Task objective -> Read the listing below and copy out every line that holds "FFFFFF".

Available records ->
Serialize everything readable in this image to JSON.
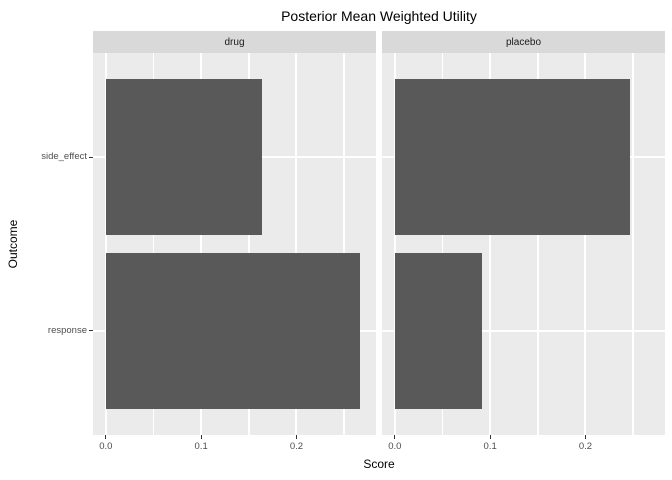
{
  "chart_data": {
    "type": "bar",
    "orientation": "horizontal",
    "title": "Posterior Mean Weighted Utility",
    "xlabel": "Score",
    "ylabel": "Outcome",
    "categories": [
      "side_effect",
      "response"
    ],
    "facets": [
      {
        "label": "drug",
        "values": {
          "side_effect": 0.164,
          "response": 0.267
        }
      },
      {
        "label": "placebo",
        "values": {
          "side_effect": 0.247,
          "response": 0.091
        }
      }
    ],
    "x_ticks": [
      0.0,
      0.1,
      0.2
    ],
    "x_tick_labels": [
      "0.0",
      "0.1",
      "0.2"
    ],
    "x_minor_ticks": [
      0.05,
      0.15,
      0.25
    ],
    "xlim": [
      -0.0135,
      0.2835
    ],
    "legend": "none",
    "grid": "on",
    "colors": {
      "bar": "#595959",
      "panel_background": "#EBEBEB",
      "strip_background": "#D9D9D9",
      "gridline": "#FFFFFF",
      "tick": "#333333",
      "tick_label": "#4D4D4D",
      "text": "#000000",
      "plot_background": "#FFFFFF"
    }
  }
}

Solution for this problem ->
      "gridline": "#FFFFFF",
      "plot_background": "#FFFFFF"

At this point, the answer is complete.